● Objective
Count every line of these entries that holds the word "ثانية", and reply with the number only.

****************************************

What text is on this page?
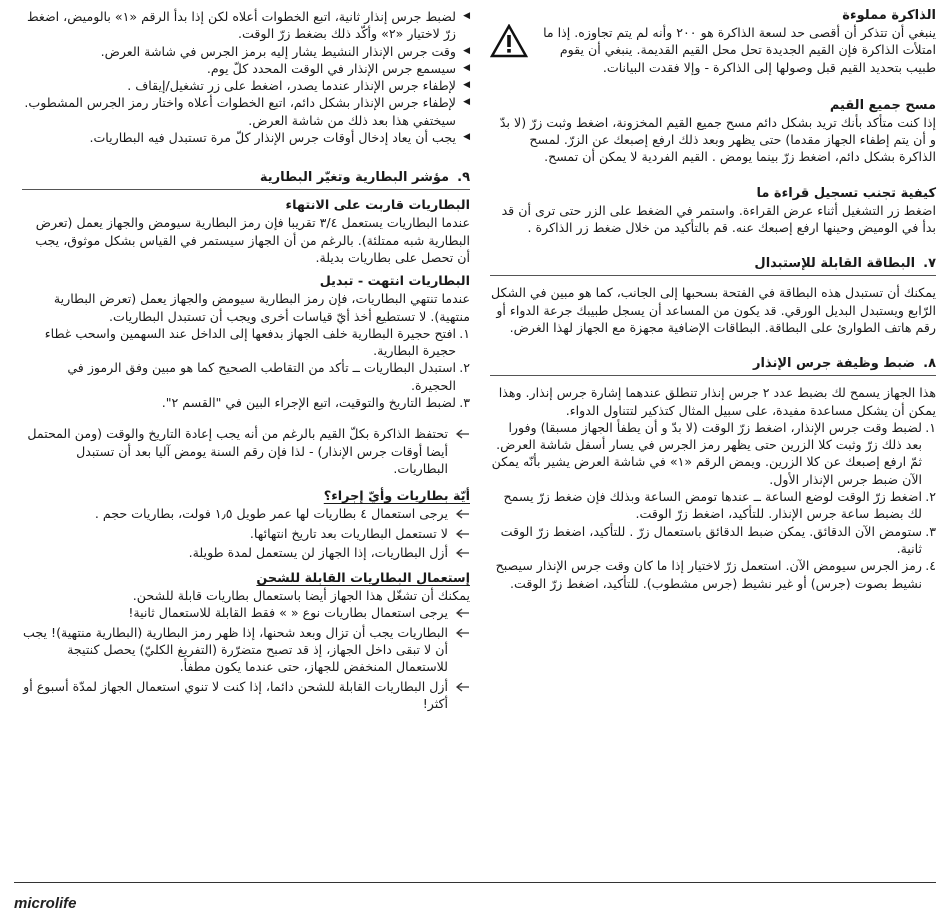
الذاكرة مملوءة

ينبغي أن تتذكر أن أقصى حد لسعة الذاكرة هو ٢٠٠ وأنه لم يتم تجاوزه. إذا ما امتلأت الذاكرة فإن القيم الجديدة تحل محل القيم القديمة. ينبغي أن يقوم طبيب بتحديد القيم قبل وصولها إلى الذاكرة - وإلا فقدت البيانات.

مسح جميع القيم

إذا كنت متأكد بأنك تريد بشكل دائم مسح جميع القيم المخزونة، اضغط وثبت زرّ (لا بدّ و أن يتم إطفاء الجهاز مقدما) حتى يظهر وبعد ذلك ارفع إصبعك عن الزرّ. لمسح الذاكرة بشكل دائم، اضغط زرّ بينما يومض . القيم الفردية لا يمكن أن تمسح.

كيفية تجنب تسجيل قراءة ما

اضغط زر التشغيل أثناء عرض القراءة. واستمر في الضغط على الزر حتى ترى أن قد بدأ في الوميض وحينها ارفع إصبعك عنه. قم بالتأكيد من خلال ضغط زر الذاكرة .

٧.
البطاقة القابلة للإستبدال

يمكنك أن تستبدل هذه البطاقة في الفتحة بسحبها إلى الجانب، كما هو مبين في الشكل الرّابع ويستبدل البديل الورقي. قد يكون من المساعد أن يسجل طبيبك جرعة الدواء أو رقم هاتف الطوارئ على البطاقة. البطاقات الإضافية مجهزة مع الجهاز لهذا الغرض.

٨.
ضبط وظيفة جرس الإنذار

هذا الجهاز يسمح لك بضبط عدد ٢ جرس إنذار تنطلق عندهما إشارة جرس إنذار. وهذا يمكن أن يشكل مساعدة مفيدة، على سبيل المثال كتذكير لتتناول الدواء.

١.
لضبط وقت جرس الإنذار، اضغط زرّ الوقت (لا بدّ و أن يطفأ الجهاز مسبقا) وفورا بعد ذلك زرّ وثبت كلا الزرين حتى يظهر رمز الجرس في يسار أسفل شاشة العرض. ثمّ ارفع إصبعك عن كلا الزرين. ويمض الرقم «١» في شاشة العرض يشير بأنّه يمكن الآن ضبط جرس الإنذار الأول.
٢.
اضغط زرّ الوقت لوضع الساعة ــ عندها تومض الساعة وبذلك فإن ضغط زرّ يسمح لك بضبط ساعة جرس الإنذار. للتأكيد، اضغط زرّ الوقت.
٣.
ستومض الآن الدقائق. يمكن ضبط الدقائق باستعمال زرّ . للتأكيد، اضغط زرّ الوقت ثانية.
٤.
رمز الجرس سيومض الآن. استعمل زرّ لاختيار إذا ما كان وقت جرس الإنذار سيصبح نشيط بصوت (جرس) أو غير نشيط (جرس مشطوب). للتأكيد، اضغط زرّ الوقت.
◀ لضبط جرس إنذار ثانية، اتبع الخطوات أعلاه لكن إذا بدأ الرقم «١» بالوميض، اضغط زرّ لاختيار «٢» وأكّد ذلك بضغط زرّ الوقت.
◀ وقت جرس الإنذار النشيط يشار إليه برمز الجرس في شاشة العرض.
◀ سيسمع جرس الإنذار في الوقت المحدد كلّ يوم.
◀ لإطفاء جرس الإنذار عندما يصدر، اضغط على زر تشغيل/إيقاف .
◀ لإطفاء جرس الإنذار بشكل دائم، اتبع الخطوات أعلاه واختار رمز الجرس المشطوب. سيختفي هذا بعد ذلك من شاشة العرض.
◀ يجب أن يعاد إدخال أوقات جرس الإنذار كلّ مرة تستبدل فيه البطاريات.
٩.
مؤشر البطارية وتغيّر البطارية

البطاريات قاربت على الانتهاء

عندما البطاريات يستعمل ٣/٤ تقريبا فإن رمز البطارية سيومض والجهاز يعمل (تعرض البطارية شبه ممتلئة). بالرغم من أن الجهاز سيستمر في القياس بشكل موثوق، يجب أن تحصل على بطاريات بديلة.

البطاريات انتهت - تبديل

عندما تنتهي البطاريات، فإن رمز البطارية سيومض والجهاز يعمل (تعرض البطارية منتهية). لا تستطيع أخذ أيّ قياسات أخرى ويجب أن تستبدل البطاريات.

١.
افتح حجيرة البطارية خلف الجهاز بدفعها إلى الداخل عند السهمين واسحب غطاء حجيرة البطارية.
٢.
استبدل البطاريات ــ تأكد من التقاطب الصحيح كما هو مبين وفق الرموز في الحجيرة.
٣.
لضبط التاريخ والتوقيت، اتبع الإجراء البين في "القسم ٢".
تحتفظ الذاكرة بكلّ القيم بالرغم من أنه يجب إعادة التاريخ والوقت (ومن المحتمل أيضا أوقات جرس الإنذار) - لذا فإن رقم السنة يومض آليا بعد أن تستبدل البطاريات.

أيّة بطاريات وأيّ إجراء؟

يرجى استعمال ٤ بطاريات لها عمر طويل ١٫٥ فولت، بطاريات حجم .
لا تستعمل البطاريات بعد تاريخ انتهائها.
أزل البطاريات، إذا الجهاز لن يستعمل لمدة طويلة.

إستعمال البطاريات القابلة للشحن

يمكنك أن تشغّل هذا الجهاز أيضا باستعمال بطاريات قابلة للشحن.

يرجى استعمال بطاريات نوع « » فقط القابلة للاستعمال ثانية!
البطاريات يجب أن تزال وبعد شحنها، إذا ظهر رمز البطارية (البطارية منتهية)! يجب أن لا تبقى داخل الجهاز، إذ قد تصبح متضرّرة (التفريغ الكليّ) يحصل كنتيجة للاستعمال المنخفض للجهاز، حتى عندما يكون مطفأ.
أزل البطاريات القابلة للشحن دائما، إذا كنت لا تنوي استعمال الجهاز لمدّة أسبوع أو أكثر!
microlife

****************************************

● Task solution
3